▶ [Your instructions]:
Below is a block of records. Copy every line in it that contains the word "source".

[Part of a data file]

>> start

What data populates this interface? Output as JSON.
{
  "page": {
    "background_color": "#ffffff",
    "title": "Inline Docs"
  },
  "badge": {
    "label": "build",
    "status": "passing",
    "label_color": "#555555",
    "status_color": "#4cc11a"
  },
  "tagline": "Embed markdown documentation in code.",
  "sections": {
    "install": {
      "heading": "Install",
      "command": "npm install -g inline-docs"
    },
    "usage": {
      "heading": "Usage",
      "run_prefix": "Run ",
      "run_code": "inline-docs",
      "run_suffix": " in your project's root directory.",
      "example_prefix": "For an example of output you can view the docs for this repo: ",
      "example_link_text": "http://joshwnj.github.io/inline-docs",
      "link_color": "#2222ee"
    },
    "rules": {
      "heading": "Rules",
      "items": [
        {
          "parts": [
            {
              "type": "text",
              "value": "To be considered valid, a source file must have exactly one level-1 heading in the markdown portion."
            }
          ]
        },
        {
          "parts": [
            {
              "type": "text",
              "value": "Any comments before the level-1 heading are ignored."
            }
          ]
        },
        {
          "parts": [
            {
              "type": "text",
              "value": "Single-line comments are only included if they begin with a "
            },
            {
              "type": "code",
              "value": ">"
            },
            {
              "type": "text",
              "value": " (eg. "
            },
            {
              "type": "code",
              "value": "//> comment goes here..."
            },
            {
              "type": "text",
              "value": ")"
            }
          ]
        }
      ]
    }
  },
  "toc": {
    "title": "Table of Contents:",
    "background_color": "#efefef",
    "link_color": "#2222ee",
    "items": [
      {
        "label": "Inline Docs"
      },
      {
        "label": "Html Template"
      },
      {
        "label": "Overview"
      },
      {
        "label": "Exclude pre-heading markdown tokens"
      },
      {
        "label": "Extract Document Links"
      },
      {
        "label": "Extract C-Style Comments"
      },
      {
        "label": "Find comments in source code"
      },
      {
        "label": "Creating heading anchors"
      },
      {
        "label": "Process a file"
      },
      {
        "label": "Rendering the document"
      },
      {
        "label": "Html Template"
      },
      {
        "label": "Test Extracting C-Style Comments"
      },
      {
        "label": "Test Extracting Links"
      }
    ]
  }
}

>> end

▶ [Response to this task]:
              "value": "To be considered valid, a source file must have exactly one level-1 heading in the markdown portion."
        "label": "Find comments in source code"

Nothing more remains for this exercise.